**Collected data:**
------------------------------------

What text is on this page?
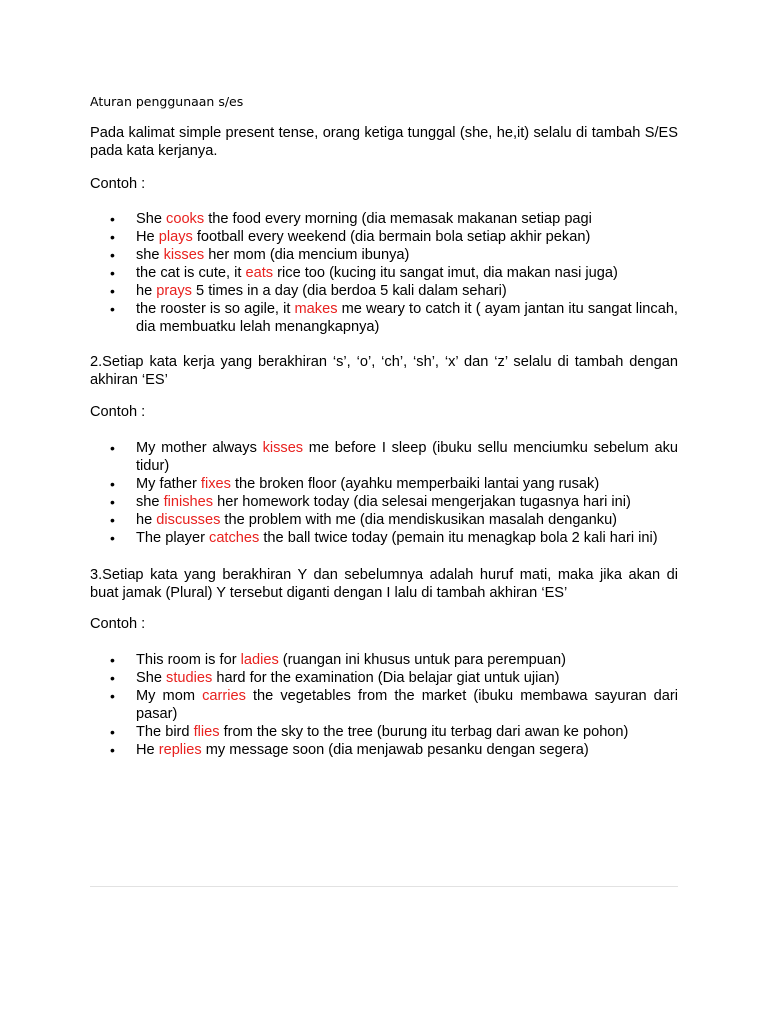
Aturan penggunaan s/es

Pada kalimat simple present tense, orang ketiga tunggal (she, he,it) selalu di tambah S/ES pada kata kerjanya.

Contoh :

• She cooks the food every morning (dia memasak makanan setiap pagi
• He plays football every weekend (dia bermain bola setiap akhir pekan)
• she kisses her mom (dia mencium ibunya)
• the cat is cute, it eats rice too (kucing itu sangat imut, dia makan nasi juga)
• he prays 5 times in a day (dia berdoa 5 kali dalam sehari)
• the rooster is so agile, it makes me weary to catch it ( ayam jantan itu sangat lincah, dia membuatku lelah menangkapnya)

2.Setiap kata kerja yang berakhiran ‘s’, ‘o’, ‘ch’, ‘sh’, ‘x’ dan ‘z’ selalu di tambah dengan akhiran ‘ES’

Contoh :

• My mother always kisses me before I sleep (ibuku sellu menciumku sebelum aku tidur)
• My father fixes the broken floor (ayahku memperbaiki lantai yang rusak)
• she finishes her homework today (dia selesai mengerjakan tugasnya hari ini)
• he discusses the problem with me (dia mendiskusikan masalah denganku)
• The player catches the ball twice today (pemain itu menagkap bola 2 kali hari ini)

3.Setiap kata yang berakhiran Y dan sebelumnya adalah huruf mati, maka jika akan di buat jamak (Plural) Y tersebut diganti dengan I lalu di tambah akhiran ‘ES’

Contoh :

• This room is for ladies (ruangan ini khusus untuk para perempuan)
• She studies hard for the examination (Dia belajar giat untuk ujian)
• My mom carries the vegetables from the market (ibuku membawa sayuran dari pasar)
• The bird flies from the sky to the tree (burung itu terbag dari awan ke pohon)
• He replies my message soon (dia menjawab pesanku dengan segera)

------------------------------------

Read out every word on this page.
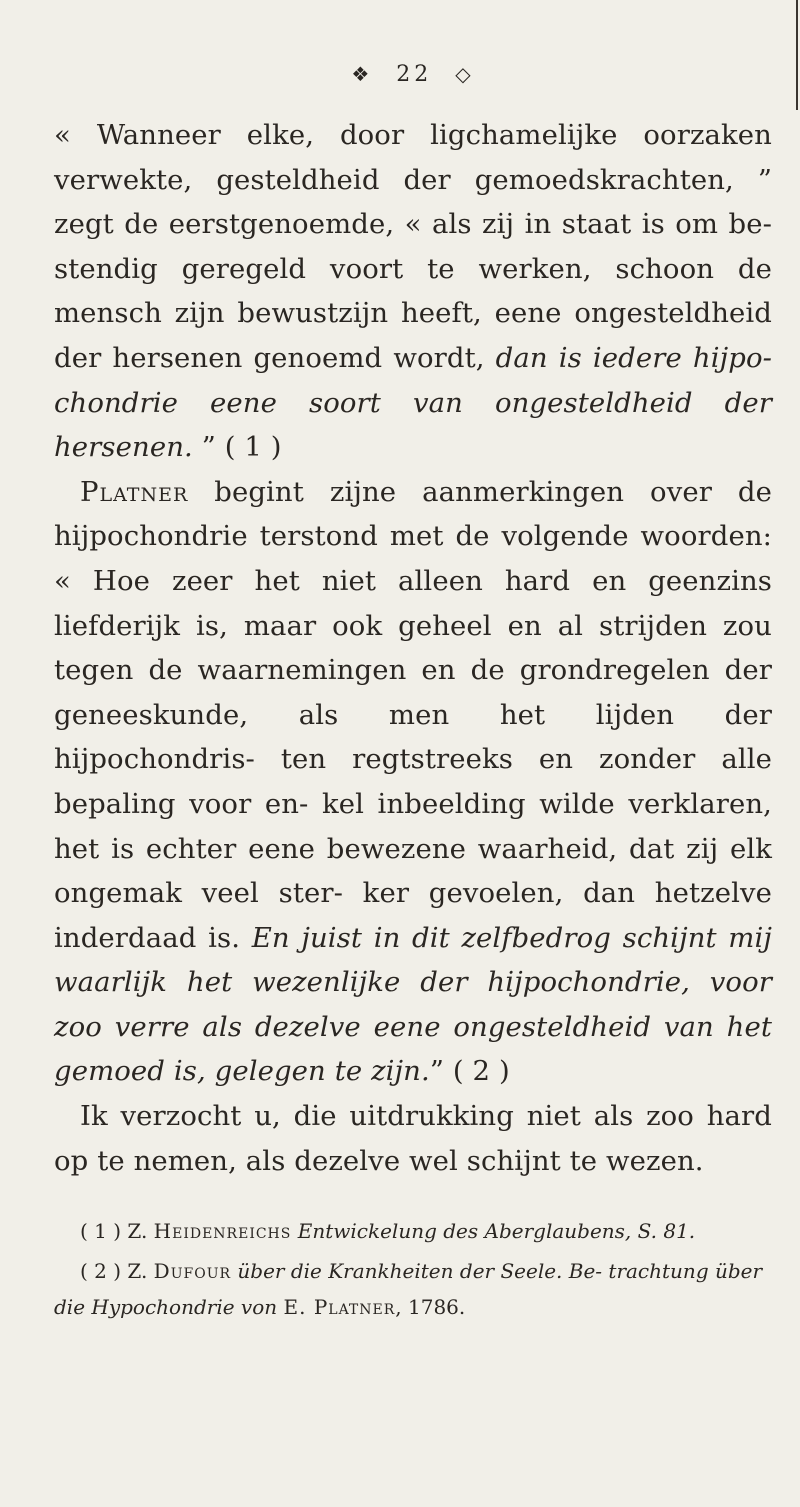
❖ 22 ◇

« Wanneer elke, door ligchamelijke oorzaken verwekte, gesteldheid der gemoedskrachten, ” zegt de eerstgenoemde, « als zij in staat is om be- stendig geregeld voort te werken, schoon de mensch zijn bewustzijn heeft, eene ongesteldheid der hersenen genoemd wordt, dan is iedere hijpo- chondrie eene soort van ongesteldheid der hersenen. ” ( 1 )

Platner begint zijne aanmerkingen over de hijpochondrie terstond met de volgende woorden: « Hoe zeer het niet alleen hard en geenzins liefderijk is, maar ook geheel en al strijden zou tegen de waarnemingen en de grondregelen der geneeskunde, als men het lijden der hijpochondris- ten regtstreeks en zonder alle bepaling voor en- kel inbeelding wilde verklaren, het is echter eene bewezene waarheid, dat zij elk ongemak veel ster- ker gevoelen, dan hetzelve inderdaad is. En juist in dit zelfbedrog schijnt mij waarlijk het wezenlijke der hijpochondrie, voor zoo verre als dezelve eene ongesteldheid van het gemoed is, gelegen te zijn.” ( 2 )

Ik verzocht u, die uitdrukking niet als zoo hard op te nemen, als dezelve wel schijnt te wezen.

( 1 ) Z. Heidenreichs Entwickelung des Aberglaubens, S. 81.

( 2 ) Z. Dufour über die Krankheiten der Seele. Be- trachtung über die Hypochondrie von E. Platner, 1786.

------------------------------------

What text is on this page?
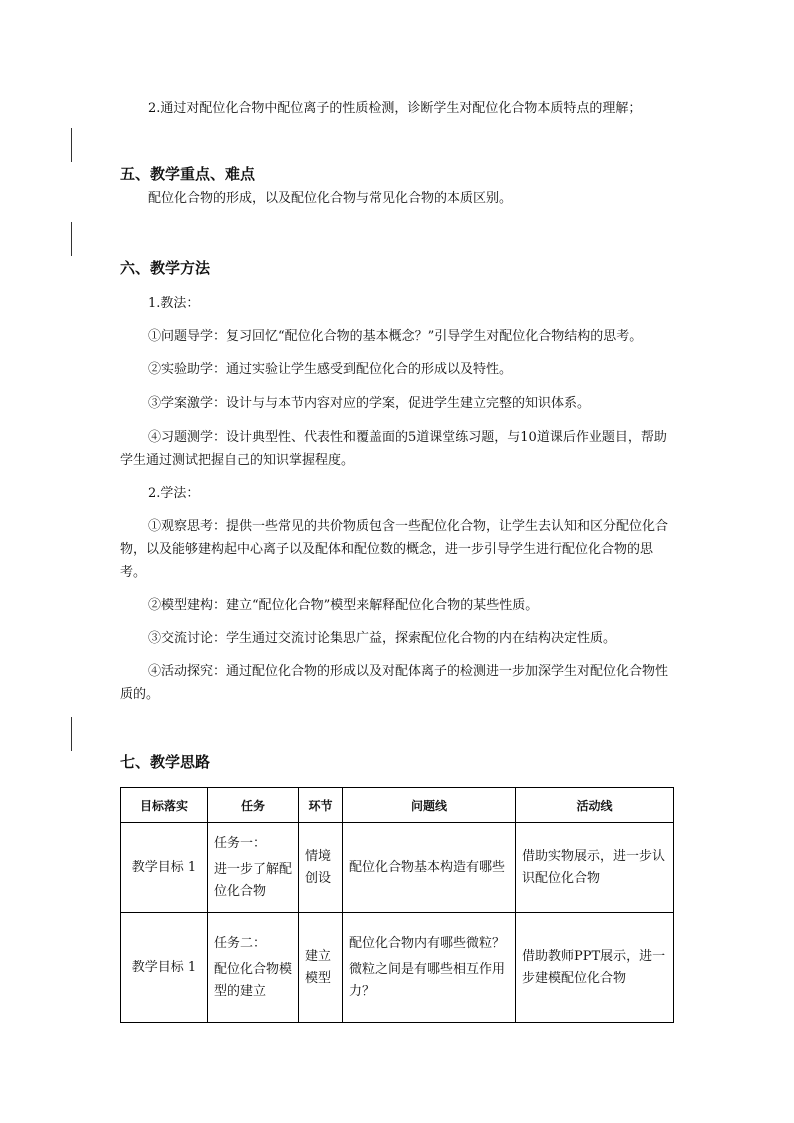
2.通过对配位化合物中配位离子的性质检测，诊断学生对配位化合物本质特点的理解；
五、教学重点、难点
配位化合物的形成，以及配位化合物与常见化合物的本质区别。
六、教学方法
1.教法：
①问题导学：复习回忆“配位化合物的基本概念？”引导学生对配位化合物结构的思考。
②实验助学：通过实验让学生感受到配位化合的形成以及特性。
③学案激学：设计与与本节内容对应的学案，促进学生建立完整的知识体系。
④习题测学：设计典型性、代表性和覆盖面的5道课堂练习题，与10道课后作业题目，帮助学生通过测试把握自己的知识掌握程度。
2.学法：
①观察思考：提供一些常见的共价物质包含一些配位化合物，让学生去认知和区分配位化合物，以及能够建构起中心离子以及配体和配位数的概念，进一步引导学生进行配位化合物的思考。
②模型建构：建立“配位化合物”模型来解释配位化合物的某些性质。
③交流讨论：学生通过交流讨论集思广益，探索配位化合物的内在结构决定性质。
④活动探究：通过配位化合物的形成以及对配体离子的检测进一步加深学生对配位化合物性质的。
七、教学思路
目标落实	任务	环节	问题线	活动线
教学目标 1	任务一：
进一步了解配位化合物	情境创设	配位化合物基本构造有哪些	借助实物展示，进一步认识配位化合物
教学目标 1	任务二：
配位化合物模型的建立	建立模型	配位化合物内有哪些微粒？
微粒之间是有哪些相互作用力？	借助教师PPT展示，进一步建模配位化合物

------------------------------------

Only a number is wanted: how many lines of the material above hold "schijnt"?

**CORRECT RESPONSE:**
2